Data listing:
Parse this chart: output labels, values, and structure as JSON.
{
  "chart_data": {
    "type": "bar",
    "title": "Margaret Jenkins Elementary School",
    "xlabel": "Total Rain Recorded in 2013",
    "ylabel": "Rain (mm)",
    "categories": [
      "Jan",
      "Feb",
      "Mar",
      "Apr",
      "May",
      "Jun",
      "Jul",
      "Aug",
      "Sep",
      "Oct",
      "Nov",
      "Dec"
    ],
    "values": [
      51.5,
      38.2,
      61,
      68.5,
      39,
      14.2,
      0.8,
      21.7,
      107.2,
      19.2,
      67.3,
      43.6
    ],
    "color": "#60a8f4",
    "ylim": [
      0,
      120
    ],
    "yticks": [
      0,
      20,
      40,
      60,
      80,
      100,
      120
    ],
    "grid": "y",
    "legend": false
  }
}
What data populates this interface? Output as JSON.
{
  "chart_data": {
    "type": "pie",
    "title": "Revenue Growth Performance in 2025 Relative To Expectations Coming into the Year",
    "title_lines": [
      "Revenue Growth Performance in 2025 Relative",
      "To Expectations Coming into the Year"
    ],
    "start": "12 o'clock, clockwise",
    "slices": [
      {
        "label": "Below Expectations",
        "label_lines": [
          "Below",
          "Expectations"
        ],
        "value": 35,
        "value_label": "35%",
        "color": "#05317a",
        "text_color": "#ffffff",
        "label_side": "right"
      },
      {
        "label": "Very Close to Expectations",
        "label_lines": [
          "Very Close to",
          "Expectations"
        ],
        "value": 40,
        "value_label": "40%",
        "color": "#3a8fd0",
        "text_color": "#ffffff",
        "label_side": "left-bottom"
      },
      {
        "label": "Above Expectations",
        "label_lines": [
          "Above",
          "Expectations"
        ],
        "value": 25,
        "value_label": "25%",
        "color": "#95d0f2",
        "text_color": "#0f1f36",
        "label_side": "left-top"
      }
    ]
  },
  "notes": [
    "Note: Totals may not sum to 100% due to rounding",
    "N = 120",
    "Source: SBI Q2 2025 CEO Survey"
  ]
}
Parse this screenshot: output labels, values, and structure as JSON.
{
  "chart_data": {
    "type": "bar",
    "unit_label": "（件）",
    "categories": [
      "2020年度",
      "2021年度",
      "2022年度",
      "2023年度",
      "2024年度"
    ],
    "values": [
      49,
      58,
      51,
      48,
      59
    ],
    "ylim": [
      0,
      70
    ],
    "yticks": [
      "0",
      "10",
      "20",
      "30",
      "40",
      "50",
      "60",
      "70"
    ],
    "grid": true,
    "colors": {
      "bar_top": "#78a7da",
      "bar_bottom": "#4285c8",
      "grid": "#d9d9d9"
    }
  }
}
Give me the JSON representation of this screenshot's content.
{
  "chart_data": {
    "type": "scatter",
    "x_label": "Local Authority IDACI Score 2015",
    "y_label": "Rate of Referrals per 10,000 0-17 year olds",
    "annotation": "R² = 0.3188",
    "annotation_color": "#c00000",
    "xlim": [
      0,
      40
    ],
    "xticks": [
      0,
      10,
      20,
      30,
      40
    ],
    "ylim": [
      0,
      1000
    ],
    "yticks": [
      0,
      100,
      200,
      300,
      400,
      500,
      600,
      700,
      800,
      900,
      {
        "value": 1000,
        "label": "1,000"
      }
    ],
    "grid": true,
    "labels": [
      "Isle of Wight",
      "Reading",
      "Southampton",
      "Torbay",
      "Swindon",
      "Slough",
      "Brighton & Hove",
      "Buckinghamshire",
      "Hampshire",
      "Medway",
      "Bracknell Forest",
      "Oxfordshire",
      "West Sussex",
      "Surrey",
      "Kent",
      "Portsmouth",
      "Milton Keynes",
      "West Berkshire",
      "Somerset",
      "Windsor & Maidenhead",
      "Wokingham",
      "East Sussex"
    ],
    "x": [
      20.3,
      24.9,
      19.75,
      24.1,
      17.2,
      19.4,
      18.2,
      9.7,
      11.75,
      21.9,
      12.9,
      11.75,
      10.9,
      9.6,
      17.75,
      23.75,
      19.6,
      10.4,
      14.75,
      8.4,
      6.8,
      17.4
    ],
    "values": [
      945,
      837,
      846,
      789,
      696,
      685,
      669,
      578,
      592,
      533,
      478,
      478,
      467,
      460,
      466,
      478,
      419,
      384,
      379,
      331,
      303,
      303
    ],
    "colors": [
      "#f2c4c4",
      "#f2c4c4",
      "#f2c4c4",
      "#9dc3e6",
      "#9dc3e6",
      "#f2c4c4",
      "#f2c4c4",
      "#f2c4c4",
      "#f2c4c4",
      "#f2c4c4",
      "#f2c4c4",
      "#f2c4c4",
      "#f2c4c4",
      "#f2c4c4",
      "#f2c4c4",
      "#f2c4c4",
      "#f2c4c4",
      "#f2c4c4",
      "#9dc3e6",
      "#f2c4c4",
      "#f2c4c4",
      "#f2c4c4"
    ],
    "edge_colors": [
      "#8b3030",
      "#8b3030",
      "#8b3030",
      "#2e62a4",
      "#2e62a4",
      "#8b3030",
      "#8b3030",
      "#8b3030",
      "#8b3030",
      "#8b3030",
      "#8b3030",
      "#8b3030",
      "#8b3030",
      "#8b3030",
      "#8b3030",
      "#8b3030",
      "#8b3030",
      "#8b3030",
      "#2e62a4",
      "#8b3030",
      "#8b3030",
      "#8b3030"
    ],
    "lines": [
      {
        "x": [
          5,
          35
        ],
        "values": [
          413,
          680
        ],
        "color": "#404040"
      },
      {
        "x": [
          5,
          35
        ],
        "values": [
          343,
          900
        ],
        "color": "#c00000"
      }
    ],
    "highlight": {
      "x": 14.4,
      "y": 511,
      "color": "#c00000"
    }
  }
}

What you should do: Retype the material in full, character for character.

Worked solution:
Parse this chart: output labels, values, and structure as JSON.
{
  "chart_data": {
    "type": "bar",
    "title": "Margaret Jenkins Elementary School",
    "xlabel": "Total Rain Recorded in 2013",
    "ylabel": "Rain (mm)",
    "categories": [
      "Jan",
      "Feb",
      "Mar",
      "Apr",
      "May",
      "Jun",
      "Jul",
      "Aug",
      "Sep",
      "Oct",
      "Nov",
      "Dec"
    ],
    "values": [
      51.5,
      38.2,
      61,
      68.5,
      39,
      14.2,
      0.8,
      21.7,
      107.2,
      19.2,
      67.3,
      43.6
    ],
    "color": "#60a8f4",
    "ylim": [
      0,
      120
    ],
    "yticks": [
      0,
      20,
      40,
      60,
      80,
      100,
      120
    ],
    "grid": "y",
    "legend": false
  }
}
What data populates this interface? Output as JSON.
{
  "chart_data": {
    "type": "pie",
    "title": "Revenue Growth Performance in 2025 Relative To Expectations Coming into the Year",
    "title_lines": [
      "Revenue Growth Performance in 2025 Relative",
      "To Expectations Coming into the Year"
    ],
    "start": "12 o'clock, clockwise",
    "slices": [
      {
        "label": "Below Expectations",
        "label_lines": [
          "Below",
          "Expectations"
        ],
        "value": 35,
        "value_label": "35%",
        "color": "#05317a",
        "text_color": "#ffffff",
        "label_side": "right"
      },
      {
        "label": "Very Close to Expectations",
        "label_lines": [
          "Very Close to",
          "Expectations"
        ],
        "value": 40,
        "value_label": "40%",
        "color": "#3a8fd0",
        "text_color": "#ffffff",
        "label_side": "left-bottom"
      },
      {
        "label": "Above Expectations",
        "label_lines": [
          "Above",
          "Expectations"
        ],
        "value": 25,
        "value_label": "25%",
        "color": "#95d0f2",
        "text_color": "#0f1f36",
        "label_side": "left-top"
      }
    ]
  },
  "notes": [
    "Note: Totals may not sum to 100% due to rounding",
    "N = 120",
    "Source: SBI Q2 2025 CEO Survey"
  ]
}
Parse this screenshot: output labels, values, and structure as JSON.
{
  "chart_data": {
    "type": "bar",
    "unit_label": "（件）",
    "categories": [
      "2020年度",
      "2021年度",
      "2022年度",
      "2023年度",
      "2024年度"
    ],
    "values": [
      49,
      58,
      51,
      48,
      59
    ],
    "ylim": [
      0,
      70
    ],
    "yticks": [
      "0",
      "10",
      "20",
      "30",
      "40",
      "50",
      "60",
      "70"
    ],
    "grid": true,
    "colors": {
      "bar_top": "#78a7da",
      "bar_bottom": "#4285c8",
      "grid": "#d9d9d9"
    }
  }
}
Give me the JSON representation of this screenshot's content.
{
  "chart_data": {
    "type": "scatter",
    "x_label": "Local Authority IDACI Score 2015",
    "y_label": "Rate of Referrals per 10,000 0-17 year olds",
    "annotation": "R² = 0.3188",
    "annotation_color": "#c00000",
    "xlim": [
      0,
      40
    ],
    "xticks": [
      0,
      10,
      20,
      30,
      40
    ],
    "ylim": [
      0,
      1000
    ],
    "yticks": [
      0,
      100,
      200,
      300,
      400,
      500,
      600,
      700,
      800,
      900,
      {
        "value": 1000,
        "label": "1,000"
      }
    ],
    "grid": true,
    "labels": [
      "Isle of Wight",
      "Reading",
      "Southampton",
      "Torbay",
      "Swindon",
      "Slough",
      "Brighton & Hove",
      "Buckinghamshire",
      "Hampshire",
      "Medway",
      "Bracknell Forest",
      "Oxfordshire",
      "West Sussex",
      "Surrey",
      "Kent",
      "Portsmouth",
      "Milton Keynes",
      "West Berkshire",
      "Somerset",
      "Windsor & Maidenhead",
      "Wokingham",
      "East Sussex"
    ],
    "x": [
      20.3,
      24.9,
      19.75,
      24.1,
      17.2,
      19.4,
      18.2,
      9.7,
      11.75,
      21.9,
      12.9,
      11.75,
      10.9,
      9.6,
      17.75,
      23.75,
      19.6,
      10.4,
      14.75,
      8.4,
      6.8,
      17.4
    ],
    "values": [
      945,
      837,
      846,
      789,
      696,
      685,
      669,
      578,
      592,
      533,
      478,
      478,
      467,
      460,
      466,
      478,
      419,
      384,
      379,
      331,
      303,
      303
    ],
    "colors": [
      "#f2c4c4",
      "#f2c4c4",
      "#f2c4c4",
      "#9dc3e6",
      "#9dc3e6",
      "#f2c4c4",
      "#f2c4c4",
      "#f2c4c4",
      "#f2c4c4",
      "#f2c4c4",
      "#f2c4c4",
      "#f2c4c4",
      "#f2c4c4",
      "#f2c4c4",
      "#f2c4c4",
      "#f2c4c4",
      "#f2c4c4",
      "#f2c4c4",
      "#9dc3e6",
      "#f2c4c4",
      "#f2c4c4",
      "#f2c4c4"
    ],
    "edge_colors": [
      "#8b3030",
      "#8b3030",
      "#8b3030",
      "#2e62a4",
      "#2e62a4",
      "#8b3030",
      "#8b3030",
      "#8b3030",
      "#8b3030",
      "#8b3030",
      "#8b3030",
      "#8b3030",
      "#8b3030",
      "#8b3030",
      "#8b3030",
      "#8b3030",
      "#8b3030",
      "#8b3030",
      "#2e62a4",
      "#8b3030",
      "#8b3030",
      "#8b3030"
    ],
    "lines": [
      {
        "x": [
          5,
          35
        ],
        "values": [
          413,
          680
        ],
        "color": "#404040"
      },
      {
        "x": [
          5,
          35
        ],
        "values": [
          343,
          900
        ],
        "color": "#c00000"
      }
    ],
    "highlight": {
      "x": 14.4,
      "y": 511,
      "color": "#c00000"
    }
  }
}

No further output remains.